* **Aim**
Copy exactly the run of lines that begins at the line with "Enumerate this screenshot's" and ends at the final line of the entries.

* **Material for this exercise**
══════════

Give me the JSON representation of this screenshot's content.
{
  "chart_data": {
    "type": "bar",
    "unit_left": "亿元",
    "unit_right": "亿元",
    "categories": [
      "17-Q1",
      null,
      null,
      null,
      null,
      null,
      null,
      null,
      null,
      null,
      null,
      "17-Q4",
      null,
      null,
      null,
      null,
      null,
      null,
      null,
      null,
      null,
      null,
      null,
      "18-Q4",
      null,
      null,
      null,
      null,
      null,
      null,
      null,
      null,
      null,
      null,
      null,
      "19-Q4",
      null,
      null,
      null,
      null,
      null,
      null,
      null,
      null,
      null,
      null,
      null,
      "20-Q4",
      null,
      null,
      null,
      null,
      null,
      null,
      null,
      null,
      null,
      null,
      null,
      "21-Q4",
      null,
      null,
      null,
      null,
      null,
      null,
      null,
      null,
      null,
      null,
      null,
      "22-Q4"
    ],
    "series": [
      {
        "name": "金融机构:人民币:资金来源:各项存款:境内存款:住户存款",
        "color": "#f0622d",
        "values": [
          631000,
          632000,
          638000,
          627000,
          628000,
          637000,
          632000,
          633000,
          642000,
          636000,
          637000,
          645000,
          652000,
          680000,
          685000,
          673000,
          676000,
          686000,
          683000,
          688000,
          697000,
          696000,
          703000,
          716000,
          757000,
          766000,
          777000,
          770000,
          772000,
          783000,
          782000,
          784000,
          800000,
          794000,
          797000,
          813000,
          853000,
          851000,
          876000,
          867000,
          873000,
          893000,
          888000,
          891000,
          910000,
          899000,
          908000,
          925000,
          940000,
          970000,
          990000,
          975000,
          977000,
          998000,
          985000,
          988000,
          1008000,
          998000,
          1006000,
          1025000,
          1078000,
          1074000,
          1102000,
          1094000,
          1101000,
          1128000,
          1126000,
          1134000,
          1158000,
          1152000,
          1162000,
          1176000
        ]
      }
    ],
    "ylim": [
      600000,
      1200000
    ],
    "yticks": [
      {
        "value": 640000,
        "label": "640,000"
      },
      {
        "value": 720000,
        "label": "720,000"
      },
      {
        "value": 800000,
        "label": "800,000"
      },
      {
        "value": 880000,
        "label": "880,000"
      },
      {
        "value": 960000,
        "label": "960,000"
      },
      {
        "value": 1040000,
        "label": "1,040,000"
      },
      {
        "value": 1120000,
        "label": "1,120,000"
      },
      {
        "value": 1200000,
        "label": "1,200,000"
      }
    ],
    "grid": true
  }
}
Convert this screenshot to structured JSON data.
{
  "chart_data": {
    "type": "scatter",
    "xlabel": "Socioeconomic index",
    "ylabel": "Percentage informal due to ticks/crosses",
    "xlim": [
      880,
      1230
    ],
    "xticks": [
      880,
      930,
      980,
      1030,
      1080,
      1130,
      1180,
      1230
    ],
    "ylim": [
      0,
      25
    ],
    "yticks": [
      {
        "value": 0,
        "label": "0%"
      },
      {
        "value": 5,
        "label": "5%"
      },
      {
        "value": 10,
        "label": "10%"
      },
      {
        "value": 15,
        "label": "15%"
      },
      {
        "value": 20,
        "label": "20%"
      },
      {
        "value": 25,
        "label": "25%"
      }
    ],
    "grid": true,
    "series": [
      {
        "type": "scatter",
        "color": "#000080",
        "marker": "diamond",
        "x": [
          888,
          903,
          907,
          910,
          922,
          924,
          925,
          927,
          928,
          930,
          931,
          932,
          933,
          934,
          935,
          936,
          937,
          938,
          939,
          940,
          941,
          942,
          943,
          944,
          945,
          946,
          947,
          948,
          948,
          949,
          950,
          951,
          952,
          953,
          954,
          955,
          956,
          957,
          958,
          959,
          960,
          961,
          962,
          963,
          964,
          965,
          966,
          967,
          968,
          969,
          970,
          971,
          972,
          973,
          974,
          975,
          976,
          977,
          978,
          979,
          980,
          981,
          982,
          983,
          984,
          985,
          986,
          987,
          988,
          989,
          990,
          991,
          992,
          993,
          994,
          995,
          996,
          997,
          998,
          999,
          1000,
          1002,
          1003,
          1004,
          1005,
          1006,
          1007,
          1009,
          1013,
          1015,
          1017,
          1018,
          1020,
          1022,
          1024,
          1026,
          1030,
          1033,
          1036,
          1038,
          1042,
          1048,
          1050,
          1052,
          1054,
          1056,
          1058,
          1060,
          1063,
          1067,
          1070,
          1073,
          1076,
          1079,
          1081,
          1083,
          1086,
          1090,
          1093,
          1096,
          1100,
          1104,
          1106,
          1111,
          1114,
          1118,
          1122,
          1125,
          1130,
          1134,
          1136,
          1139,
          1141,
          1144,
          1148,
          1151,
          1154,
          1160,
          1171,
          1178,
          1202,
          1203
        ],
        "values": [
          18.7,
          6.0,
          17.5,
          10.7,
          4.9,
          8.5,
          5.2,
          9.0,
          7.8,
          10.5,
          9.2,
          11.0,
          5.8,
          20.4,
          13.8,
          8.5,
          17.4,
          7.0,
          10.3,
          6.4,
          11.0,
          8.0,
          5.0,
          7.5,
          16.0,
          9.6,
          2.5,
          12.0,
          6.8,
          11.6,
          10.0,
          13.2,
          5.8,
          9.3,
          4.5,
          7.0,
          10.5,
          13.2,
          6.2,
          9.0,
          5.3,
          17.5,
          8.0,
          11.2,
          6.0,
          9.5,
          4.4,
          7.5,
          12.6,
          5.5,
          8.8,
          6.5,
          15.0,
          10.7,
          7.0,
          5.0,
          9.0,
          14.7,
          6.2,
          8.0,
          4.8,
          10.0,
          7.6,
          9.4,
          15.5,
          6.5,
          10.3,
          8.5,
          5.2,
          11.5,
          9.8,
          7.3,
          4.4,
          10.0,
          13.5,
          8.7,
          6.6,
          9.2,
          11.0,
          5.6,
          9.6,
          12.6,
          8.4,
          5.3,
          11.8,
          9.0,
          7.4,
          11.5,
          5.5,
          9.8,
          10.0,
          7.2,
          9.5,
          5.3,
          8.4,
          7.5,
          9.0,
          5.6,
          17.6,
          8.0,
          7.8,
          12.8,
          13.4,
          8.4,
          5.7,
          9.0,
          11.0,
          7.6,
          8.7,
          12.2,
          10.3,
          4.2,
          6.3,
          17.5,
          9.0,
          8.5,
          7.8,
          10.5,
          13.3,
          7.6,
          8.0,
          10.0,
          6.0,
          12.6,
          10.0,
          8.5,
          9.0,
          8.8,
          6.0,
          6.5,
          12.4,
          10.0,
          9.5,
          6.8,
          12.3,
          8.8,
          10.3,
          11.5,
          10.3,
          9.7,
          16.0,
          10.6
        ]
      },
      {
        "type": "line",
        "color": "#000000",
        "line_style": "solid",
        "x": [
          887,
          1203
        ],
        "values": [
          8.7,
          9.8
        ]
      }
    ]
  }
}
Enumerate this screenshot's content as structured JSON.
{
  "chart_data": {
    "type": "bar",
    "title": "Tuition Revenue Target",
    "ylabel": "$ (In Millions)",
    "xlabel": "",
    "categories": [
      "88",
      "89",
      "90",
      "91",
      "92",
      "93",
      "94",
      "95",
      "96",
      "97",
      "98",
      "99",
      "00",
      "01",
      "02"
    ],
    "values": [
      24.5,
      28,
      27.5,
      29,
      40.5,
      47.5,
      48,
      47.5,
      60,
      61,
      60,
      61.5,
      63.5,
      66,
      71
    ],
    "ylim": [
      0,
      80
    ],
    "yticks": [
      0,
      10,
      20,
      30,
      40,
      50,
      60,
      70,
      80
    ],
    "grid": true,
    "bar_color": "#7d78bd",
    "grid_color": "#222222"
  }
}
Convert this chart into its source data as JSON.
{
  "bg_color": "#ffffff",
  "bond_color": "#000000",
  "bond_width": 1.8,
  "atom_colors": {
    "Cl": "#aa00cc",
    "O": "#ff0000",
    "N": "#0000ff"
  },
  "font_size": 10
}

══════════

* **Problem solution**
Enumerate this screenshot's content as structured JSON.
{
  "chart_data": {
    "type": "bar",
    "title": "Tuition Revenue Target",
    "ylabel": "$ (In Millions)",
    "xlabel": "",
    "categories": [
      "88",
      "89",
      "90",
      "91",
      "92",
      "93",
      "94",
      "95",
      "96",
      "97",
      "98",
      "99",
      "00",
      "01",
      "02"
    ],
    "values": [
      24.5,
      28,
      27.5,
      29,
      40.5,
      47.5,
      48,
      47.5,
      60,
      61,
      60,
      61.5,
      63.5,
      66,
      71
    ],
    "ylim": [
      0,
      80
    ],
    "yticks": [
      0,
      10,
      20,
      30,
      40,
      50,
      60,
      70,
      80
    ],
    "grid": true,
    "bar_color": "#7d78bd",
    "grid_color": "#222222"
  }
}
Convert this chart into its source data as JSON.
{
  "bg_color": "#ffffff",
  "bond_color": "#000000",
  "bond_width": 1.8,
  "atom_colors": {
    "Cl": "#aa00cc",
    "O": "#ff0000",
    "N": "#0000ff"
  },
  "font_size": 10
}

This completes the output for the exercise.